-- Set exercise --
Give an exact copy of every line, leaving images out.

-- Dataset excerpts --
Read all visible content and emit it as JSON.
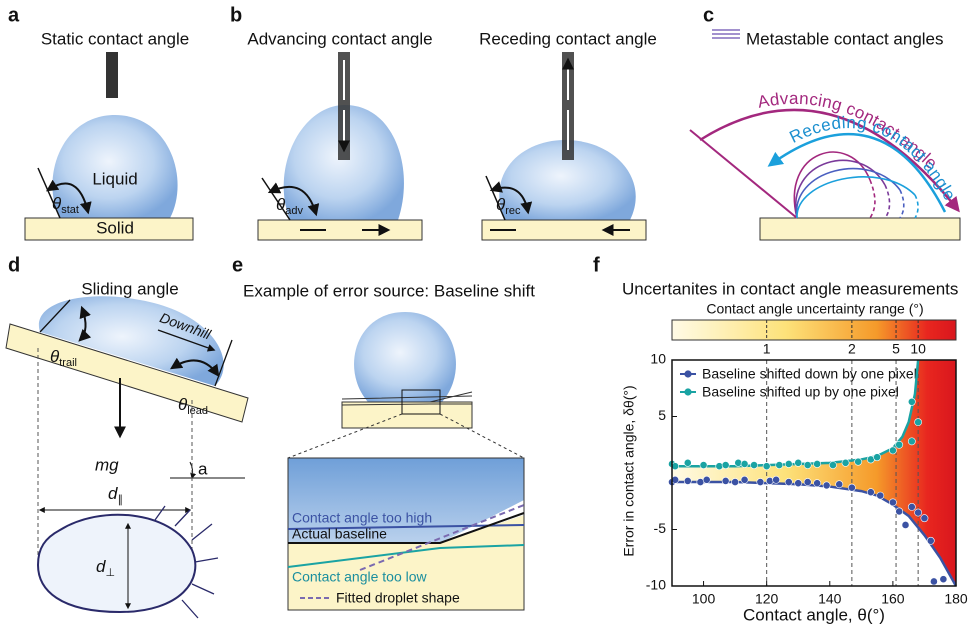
{
  "symbols": {
    "theta": "θ"
  },
  "panels": {
    "a": {
      "label": "a",
      "title": "Static contact angle",
      "liquid": "Liquid",
      "angle_sub": "stat",
      "solid": "Solid"
    },
    "b": {
      "label": "b",
      "advancing": "Advancing contact angle",
      "receding": "Receding contact angle",
      "adv_sub": "adv",
      "rec_sub": "rec"
    },
    "c": {
      "label": "c",
      "legend": "Metastable contact angles",
      "advancing": "Advancing contact angle",
      "receding": "Receding contact angle"
    },
    "d": {
      "label": "d",
      "title": "Sliding angle",
      "downhill": "Downhill",
      "trail_sub": "trail",
      "lead_sub": "lead",
      "weight": "mg",
      "tilt": "a",
      "d_parallel": "d",
      "parallel_sub": "∥",
      "d_perp": "d",
      "perp_sub": "⊥"
    },
    "e": {
      "label": "e",
      "title": "Example of error source: Baseline shift",
      "too_high": "Contact angle too high",
      "actual": "Actual baseline",
      "too_low": "Contact angle too low",
      "fitted": "Fitted droplet shape"
    }
  },
  "chart_data": {
    "type": "scatter",
    "panel_label": "f",
    "title": "Uncertanites in contact angle measurements",
    "colorbar_label": "Contact angle uncertainty range (°)",
    "colorbar_ticks": [
      1,
      2,
      5,
      10
    ],
    "threshold_angles": [
      120,
      147,
      161,
      168
    ],
    "x_label": "Contact angle, θ(°)",
    "y_label": "Error in contact angle, δθ(°)",
    "xlim": [
      90,
      180
    ],
    "xticks": [
      100,
      120,
      140,
      160,
      180
    ],
    "ylim": [
      -10,
      10
    ],
    "yticks": [
      -10,
      -5,
      5,
      10
    ],
    "legend": "upper left",
    "series": [
      {
        "name": "Baseline shifted down by one pixel",
        "color": "#3b52a3",
        "x": [
          90,
          91,
          95,
          99,
          101,
          107,
          110,
          113,
          118,
          121,
          123,
          127,
          130,
          133,
          136,
          139,
          143,
          147,
          153,
          156,
          160,
          162,
          164,
          166,
          168,
          170,
          172,
          173,
          176
        ],
        "values": [
          -0.8,
          -0.6,
          -0.7,
          -0.8,
          -0.6,
          -0.7,
          -0.8,
          -0.6,
          -0.8,
          -0.7,
          -0.6,
          -0.8,
          -0.9,
          -0.8,
          -0.9,
          -1.1,
          -1.0,
          -1.3,
          -1.7,
          -2.0,
          -2.6,
          -3.4,
          -4.6,
          -3.0,
          -3.5,
          -4.0,
          -6.0,
          -9.6,
          -9.4
        ],
        "fit": {
          "x": [
            90,
            100,
            110,
            120,
            130,
            140,
            150,
            155,
            160,
            165,
            170,
            175,
            180
          ],
          "values": [
            -0.8,
            -0.8,
            -0.8,
            -0.9,
            -1,
            -1.2,
            -1.6,
            -2,
            -2.8,
            -3.8,
            -5.5,
            -7.5,
            -10
          ]
        }
      },
      {
        "name": "Baseline shifted up by one pixel",
        "color": "#1aa3a3",
        "x": [
          90,
          91,
          95,
          100,
          105,
          107,
          111,
          113,
          116,
          120,
          124,
          127,
          130,
          133,
          136,
          141,
          145,
          149,
          153,
          155,
          160,
          162,
          166,
          166,
          168
        ],
        "values": [
          0.8,
          0.6,
          0.9,
          0.7,
          0.6,
          0.7,
          0.9,
          0.8,
          0.7,
          0.6,
          0.7,
          0.8,
          0.9,
          0.7,
          0.8,
          0.7,
          0.9,
          1.0,
          1.2,
          1.4,
          2.0,
          2.5,
          2.8,
          6.3,
          4.5
        ],
        "fit": {
          "x": [
            90,
            100,
            110,
            120,
            130,
            140,
            150,
            155,
            160,
            163,
            165,
            167,
            168
          ],
          "values": [
            0.6,
            0.6,
            0.6,
            0.7,
            0.8,
            0.9,
            1.2,
            1.5,
            2.2,
            3.2,
            4.5,
            7,
            10
          ]
        }
      }
    ]
  }
}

-- Result of this task --
Read all visible content and emit it as JSON.
{
  "symbols": {
    "theta": "θ"
  },
  "panels": {
    "a": {
      "label": "a",
      "title": "Static contact angle",
      "liquid": "Liquid",
      "angle_sub": "stat",
      "solid": "Solid"
    },
    "b": {
      "label": "b",
      "advancing": "Advancing contact angle",
      "receding": "Receding contact angle",
      "adv_sub": "adv",
      "rec_sub": "rec"
    },
    "c": {
      "label": "c",
      "legend": "Metastable contact angles",
      "advancing": "Advancing contact angle",
      "receding": "Receding contact angle"
    },
    "d": {
      "label": "d",
      "title": "Sliding angle",
      "downhill": "Downhill",
      "trail_sub": "trail",
      "lead_sub": "lead",
      "weight": "mg",
      "tilt": "a",
      "d_parallel": "d",
      "parallel_sub": "∥",
      "d_perp": "d",
      "perp_sub": "⊥"
    },
    "e": {
      "label": "e",
      "title": "Example of error source: Baseline shift",
      "too_high": "Contact angle too high",
      "actual": "Actual baseline",
      "too_low": "Contact angle too low",
      "fitted": "Fitted droplet shape"
    }
  },
  "chart_data": {
    "type": "scatter",
    "panel_label": "f",
    "title": "Uncertanites in contact angle measurements",
    "colorbar_label": "Contact angle uncertainty range (°)",
    "colorbar_ticks": [
      1,
      2,
      5,
      10
    ],
    "threshold_angles": [
      120,
      147,
      161,
      168
    ],
    "x_label": "Contact angle, θ(°)",
    "y_label": "Error in contact angle, δθ(°)",
    "xlim": [
      90,
      180
    ],
    "xticks": [
      100,
      120,
      140,
      160,
      180
    ],
    "ylim": [
      -10,
      10
    ],
    "yticks": [
      -10,
      -5,
      5,
      10
    ],
    "legend": "upper left",
    "series": [
      {
        "name": "Baseline shifted down by one pixel",
        "color": "#3b52a3",
        "x": [
          90,
          91,
          95,
          99,
          101,
          107,
          110,
          113,
          118,
          121,
          123,
          127,
          130,
          133,
          136,
          139,
          143,
          147,
          153,
          156,
          160,
          162,
          164,
          166,
          168,
          170,
          172,
          173,
          176
        ],
        "values": [
          -0.8,
          -0.6,
          -0.7,
          -0.8,
          -0.6,
          -0.7,
          -0.8,
          -0.6,
          -0.8,
          -0.7,
          -0.6,
          -0.8,
          -0.9,
          -0.8,
          -0.9,
          -1.1,
          -1.0,
          -1.3,
          -1.7,
          -2.0,
          -2.6,
          -3.4,
          -4.6,
          -3.0,
          -3.5,
          -4.0,
          -6.0,
          -9.6,
          -9.4
        ],
        "fit": {
          "x": [
            90,
            100,
            110,
            120,
            130,
            140,
            150,
            155,
            160,
            165,
            170,
            175,
            180
          ],
          "values": [
            -0.8,
            -0.8,
            -0.8,
            -0.9,
            -1,
            -1.2,
            -1.6,
            -2,
            -2.8,
            -3.8,
            -5.5,
            -7.5,
            -10
          ]
        }
      },
      {
        "name": "Baseline shifted up by one pixel",
        "color": "#1aa3a3",
        "x": [
          90,
          91,
          95,
          100,
          105,
          107,
          111,
          113,
          116,
          120,
          124,
          127,
          130,
          133,
          136,
          141,
          145,
          149,
          153,
          155,
          160,
          162,
          166,
          166,
          168
        ],
        "values": [
          0.8,
          0.6,
          0.9,
          0.7,
          0.6,
          0.7,
          0.9,
          0.8,
          0.7,
          0.6,
          0.7,
          0.8,
          0.9,
          0.7,
          0.8,
          0.7,
          0.9,
          1.0,
          1.2,
          1.4,
          2.0,
          2.5,
          2.8,
          6.3,
          4.5
        ],
        "fit": {
          "x": [
            90,
            100,
            110,
            120,
            130,
            140,
            150,
            155,
            160,
            163,
            165,
            167,
            168
          ],
          "values": [
            0.6,
            0.6,
            0.6,
            0.7,
            0.8,
            0.9,
            1.2,
            1.5,
            2.2,
            3.2,
            4.5,
            7,
            10
          ]
        }
      }
    ]
  }
}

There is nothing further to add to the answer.